## WHAT IS EXPECTED:
Each entry below should be echoed exactly, with pictures omitted.

=== DATASET RECORDS ===

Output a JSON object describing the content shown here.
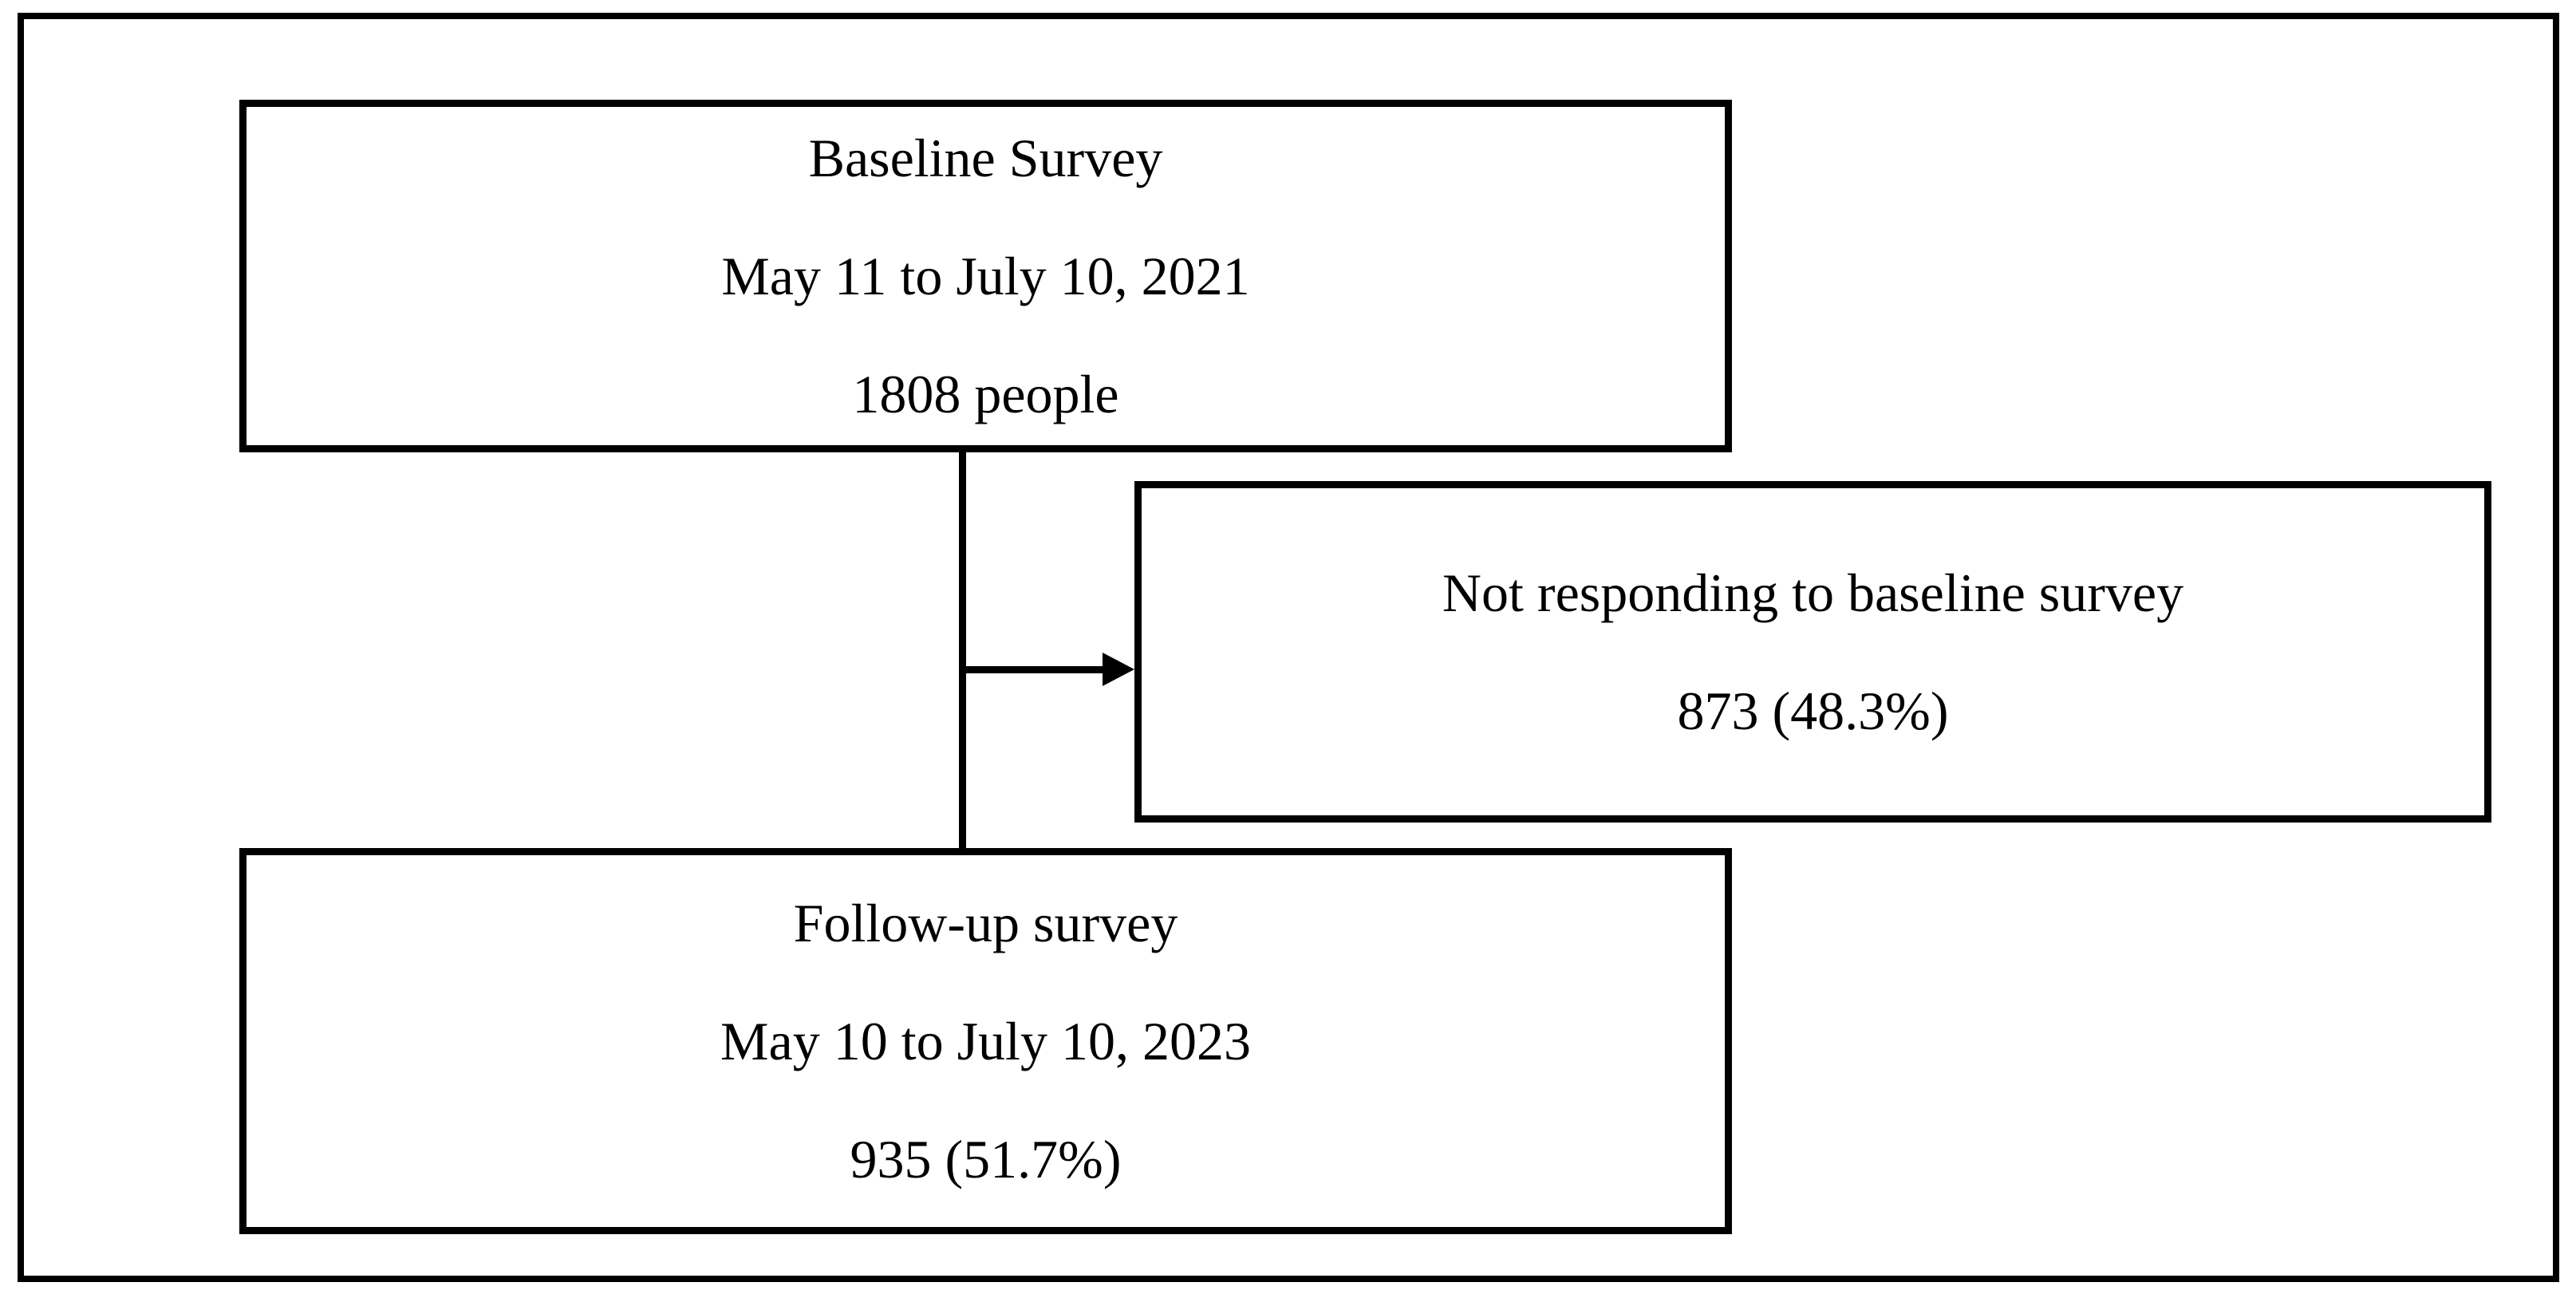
{
  "figure": {
    "boxes": {
      "baseline": {
        "title": "Baseline Survey",
        "dates": "May 11 to July 10, 2021",
        "count": "1808 people"
      },
      "not_responding": {
        "title": "Not responding to baseline survey",
        "count": "873 (48.3%)"
      },
      "follow_up": {
        "title": "Follow-up survey",
        "dates": "May 10 to July 10, 2023",
        "count": "935 (51.7%)"
      }
    },
    "connectors": {
      "baseline_to_followup": "vertical line from Baseline Survey box to Follow-up survey box",
      "branch_to_not_responding": "horizontal arrow pointing right into Not responding box"
    },
    "colors": {
      "line": "#000000",
      "background": "#ffffff"
    }
  }
}
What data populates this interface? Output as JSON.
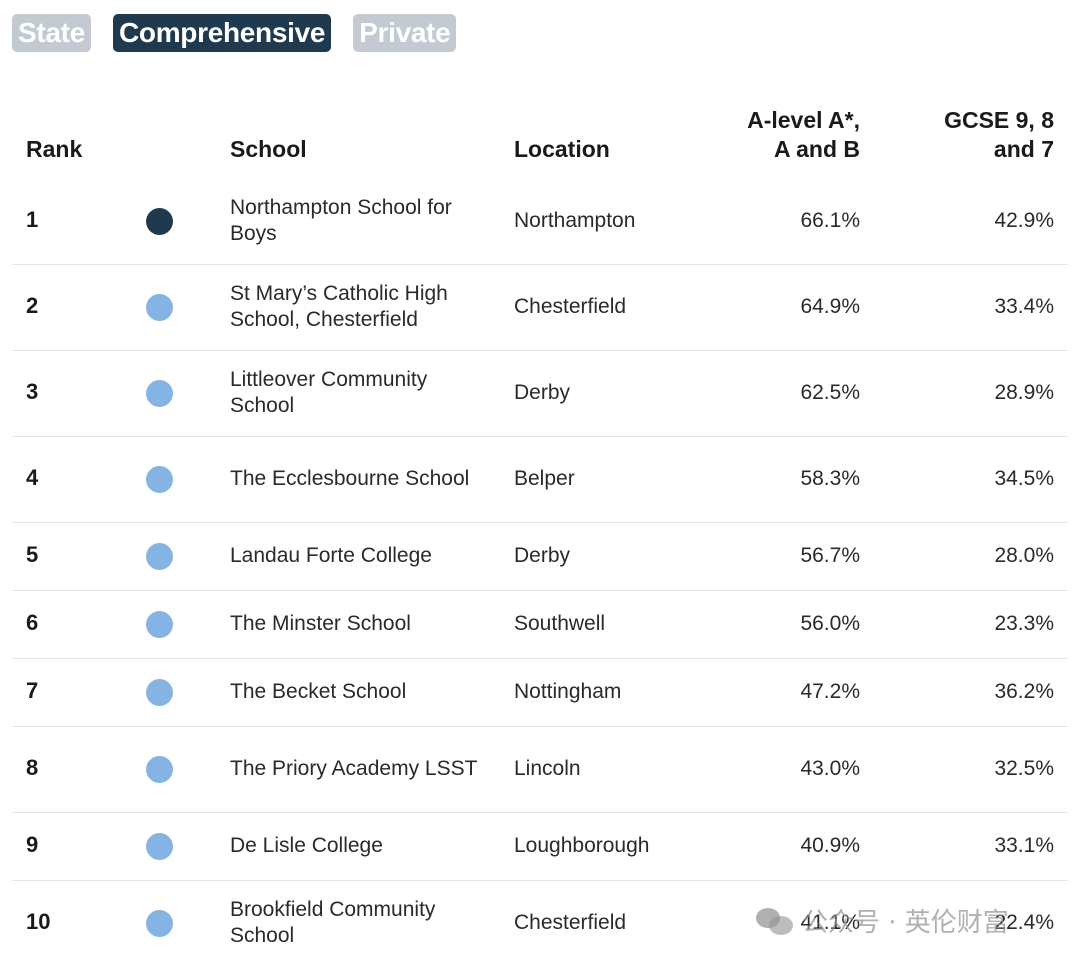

===

## WRITTEN RESPONSE:
Output a JSON object describing the content shown here.
{
  "figure": {
    "boxes": {
      "baseline": {
        "title": "Baseline Survey",
        "dates": "May 11 to July 10, 2021",
        "count": "1808 people"
      },
      "not_responding": {
        "title": "Not responding to baseline survey",
        "count": "873 (48.3%)"
      },
      "follow_up": {
        "title": "Follow-up survey",
        "dates": "May 10 to July 10, 2023",
        "count": "935 (51.7%)"
      }
    },
    "connectors": {
      "baseline_to_followup": "vertical line from Baseline Survey box to Follow-up survey box",
      "branch_to_not_responding": "horizontal arrow pointing right into Not responding box"
    },
    "colors": {
      "line": "#000000",
      "background": "#ffffff"
    }
  }
}
What data populates this interface? Output as JSON.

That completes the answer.